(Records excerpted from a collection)
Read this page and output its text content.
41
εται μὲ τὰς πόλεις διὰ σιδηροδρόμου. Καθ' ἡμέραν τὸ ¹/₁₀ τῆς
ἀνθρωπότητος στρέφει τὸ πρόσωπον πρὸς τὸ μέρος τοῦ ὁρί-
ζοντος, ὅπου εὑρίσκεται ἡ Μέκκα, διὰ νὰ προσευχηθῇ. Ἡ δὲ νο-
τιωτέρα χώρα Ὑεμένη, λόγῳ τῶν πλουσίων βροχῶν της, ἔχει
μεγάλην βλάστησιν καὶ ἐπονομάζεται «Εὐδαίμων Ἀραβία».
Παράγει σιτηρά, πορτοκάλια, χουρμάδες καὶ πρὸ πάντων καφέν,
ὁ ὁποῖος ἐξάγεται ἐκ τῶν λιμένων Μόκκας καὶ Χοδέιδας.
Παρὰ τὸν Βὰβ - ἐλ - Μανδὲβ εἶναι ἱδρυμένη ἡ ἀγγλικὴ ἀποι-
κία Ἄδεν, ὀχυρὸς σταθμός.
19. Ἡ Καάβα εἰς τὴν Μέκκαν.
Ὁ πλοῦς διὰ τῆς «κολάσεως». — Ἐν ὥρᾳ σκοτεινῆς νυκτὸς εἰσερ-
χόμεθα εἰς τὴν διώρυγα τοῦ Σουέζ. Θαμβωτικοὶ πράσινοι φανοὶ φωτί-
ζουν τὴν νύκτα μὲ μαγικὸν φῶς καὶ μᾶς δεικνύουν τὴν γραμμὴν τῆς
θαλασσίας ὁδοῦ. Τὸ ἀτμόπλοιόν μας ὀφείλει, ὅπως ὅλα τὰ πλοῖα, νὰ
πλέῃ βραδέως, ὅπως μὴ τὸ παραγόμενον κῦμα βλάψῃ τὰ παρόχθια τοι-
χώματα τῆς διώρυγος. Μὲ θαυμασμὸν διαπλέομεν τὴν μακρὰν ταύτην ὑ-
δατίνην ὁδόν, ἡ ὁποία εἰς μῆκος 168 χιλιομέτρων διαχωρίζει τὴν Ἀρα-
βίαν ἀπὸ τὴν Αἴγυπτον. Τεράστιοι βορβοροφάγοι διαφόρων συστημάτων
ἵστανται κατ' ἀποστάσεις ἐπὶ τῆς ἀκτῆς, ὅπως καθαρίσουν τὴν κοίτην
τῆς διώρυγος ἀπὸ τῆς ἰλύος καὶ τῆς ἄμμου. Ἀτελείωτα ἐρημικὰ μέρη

** Given request **
Repeat the records above exactly, from the first line to the last.

** Task output **
Read this page and output its text content.
41
εται μὲ τὰς πόλεις διὰ σιδηροδρόμου. Καθ' ἡμέραν τὸ ¹/₁₀ τῆς
ἀνθρωπότητος στρέφει τὸ πρόσωπον πρὸς τὸ μέρος τοῦ ὁρί-
ζοντος, ὅπου εὑρίσκεται ἡ Μέκκα, διὰ νὰ προσευχηθῇ. Ἡ δὲ νο-
τιωτέρα χώρα Ὑεμένη, λόγῳ τῶν πλουσίων βροχῶν της, ἔχει
μεγάλην βλάστησιν καὶ ἐπονομάζεται «Εὐδαίμων Ἀραβία».
Παράγει σιτηρά, πορτοκάλια, χουρμάδες καὶ πρὸ πάντων καφέν,
ὁ ὁποῖος ἐξάγεται ἐκ τῶν λιμένων Μόκκας καὶ Χοδέιδας.
Παρὰ τὸν Βὰβ - ἐλ - Μανδὲβ εἶναι ἱδρυμένη ἡ ἀγγλικὴ ἀποι-
κία Ἄδεν, ὀχυρὸς σταθμός.
19. Ἡ Καάβα εἰς τὴν Μέκκαν.
Ὁ πλοῦς διὰ τῆς «κολάσεως». — Ἐν ὥρᾳ σκοτεινῆς νυκτὸς εἰσερ-
χόμεθα εἰς τὴν διώρυγα τοῦ Σουέζ. Θαμβωτικοὶ πράσινοι φανοὶ φωτί-
ζουν τὴν νύκτα μὲ μαγικὸν φῶς καὶ μᾶς δεικνύουν τὴν γραμμὴν τῆς
θαλασσίας ὁδοῦ. Τὸ ἀτμόπλοιόν μας ὀφείλει, ὅπως ὅλα τὰ πλοῖα, νὰ
πλέῃ βραδέως, ὅπως μὴ τὸ παραγόμενον κῦμα βλάψῃ τὰ παρόχθια τοι-
χώματα τῆς διώρυγος. Μὲ θαυμασμὸν διαπλέομεν τὴν μακρὰν ταύτην ὑ-
δατίνην ὁδόν, ἡ ὁποία εἰς μῆκος 168 χιλιομέτρων διαχωρίζει τὴν Ἀρα-
βίαν ἀπὸ τὴν Αἴγυπτον. Τεράστιοι βορβοροφάγοι διαφόρων συστημάτων
ἵστανται κατ' ἀποστάσεις ἐπὶ τῆς ἀκτῆς, ὅπως καθαρίσουν τὴν κοίτην
τῆς διώρυγος ἀπὸ τῆς ἰλύος καὶ τῆς ἄμμου. Ἀτελείωτα ἐρημικὰ μέρη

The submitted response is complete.